'''

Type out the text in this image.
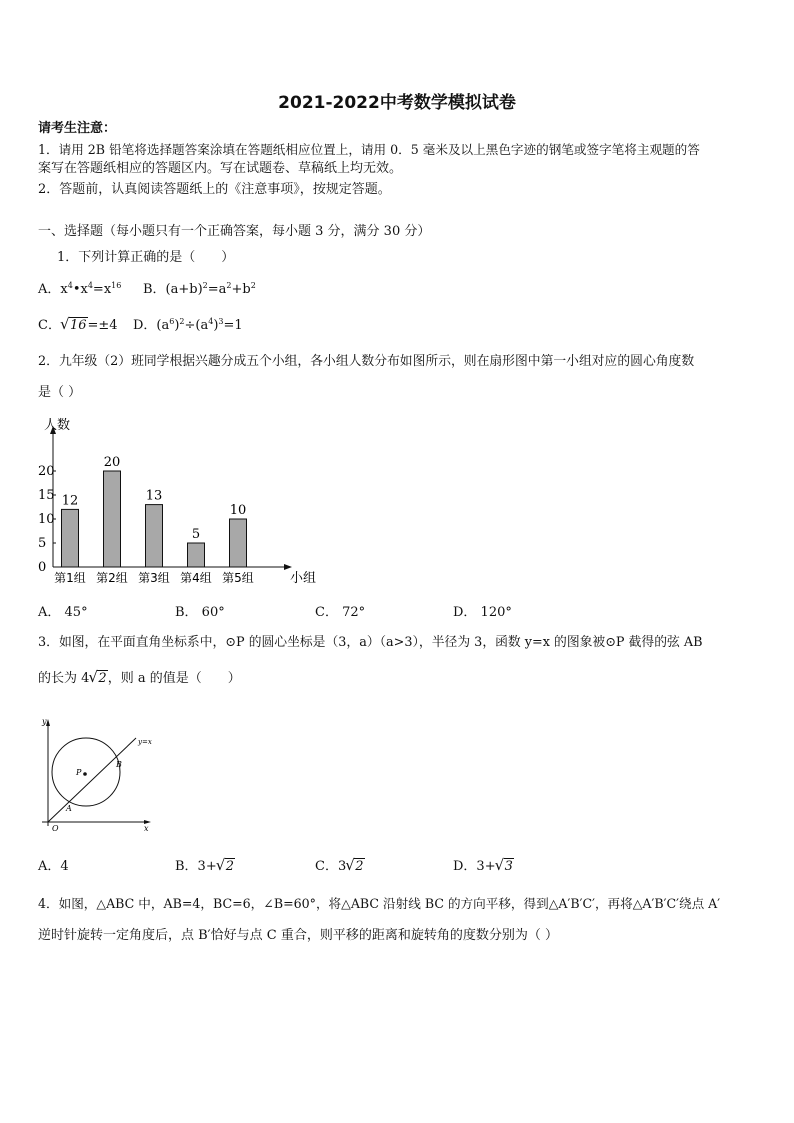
2021-2022中考数学模拟试卷
请考生注意：
1．请用 2B 铅笔将选择题答案涂填在答题纸相应位置上，请用 0．5 毫米及以上黑色字迹的钢笔或签字笔将主观题的答
案写在答题纸相应的答题区内。写在试题卷、草稿纸上均无效。
2．答题前，认真阅读答题纸上的《注意事项》，按规定答题。
一、选择题（每小题只有一个正确答案，每小题 3 分，满分 30 分）
1．下列计算正确的是（　　）
A．$x^4•x^4=x^{16}$ B．$(a+b)^2=a^2+b^2$
C． √ 16=±4 D．$(a^6)^2\div(a^4)^3=1$
2．九年级（2）班同学根据兴趣分成五个小组，各小组人数分布如图所示，则在扇形图中第一小组对应的圆心角度数
是（ ）
人数
小组
0
5
10
15
20
12
第1组
20
第2组
13
第3组
5
第4组
10
第5组
A． 45°	B． 60°	C． 72°	D． 120°
3．如图，在平面直角坐标系中，⊙P 的圆心坐标是（3，a）（a>3），半径为 3，函数 y=x 的图象被⊙P 截得的弦 AB
的长为 4 √ 2，则 a 的值是（　　）
y
x
O
P
A
B
y=x
A．4	B．3+ √ 2	C．3 √ 2	D．3+ √ 3
4．如图，△ABC 中，AB=4，BC=6，∠B=60°，将△ABC 沿射线 BC 的方向平移，得到△A′B′C′，再将△A′B′C′绕点 A′
逆时针旋转一定角度后，点 B′恰好与点 C 重合，则平移的距离和旋转角的度数分别为（ ）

'''

> [GIVEN REQUEST] Return the entries unchanged, save for the pictures, which do not belong in the copy.

> [EXERCISE SOLUTION]
Type out the text in this image.
2021-2022中考数学模拟试卷
请考生注意：
1．请用 2B 铅笔将选择题答案涂填在答题纸相应位置上，请用 0．5 毫米及以上黑色字迹的钢笔或签字笔将主观题的答
案写在答题纸相应的答题区内。写在试题卷、草稿纸上均无效。
2．答题前，认真阅读答题纸上的《注意事项》，按规定答题。
一、选择题（每小题只有一个正确答案，每小题 3 分，满分 30 分）
1．下列计算正确的是（　　）
A．$x^4•x^4=x^{16}$ B．$(a+b)^2=a^2+b^2$
C． √ 16=±4 D．$(a^6)^2\div(a^4)^3=1$
2．九年级（2）班同学根据兴趣分成五个小组，各小组人数分布如图所示，则在扇形图中第一小组对应的圆心角度数
是（ ）
人数
小组
0
5
10
15
20
12
第1组
20
第2组
13
第3组
5
第4组
10
第5组
A． 45°	B． 60°	C． 72°	D． 120°
3．如图，在平面直角坐标系中，⊙P 的圆心坐标是（3，a）（a>3），半径为 3，函数 y=x 的图象被⊙P 截得的弦 AB
的长为 4 √ 2，则 a 的值是（　　）
y
x
O
P
A
B
y=x
A．4	B．3+ √ 2	C．3 √ 2	D．3+ √ 3
4．如图，△ABC 中，AB=4，BC=6，∠B=60°，将△ABC 沿射线 BC 的方向平移，得到△A′B′C′，再将△A′B′C′绕点 A′
逆时针旋转一定角度后，点 B′恰好与点 C 重合，则平移的距离和旋转角的度数分别为（ ）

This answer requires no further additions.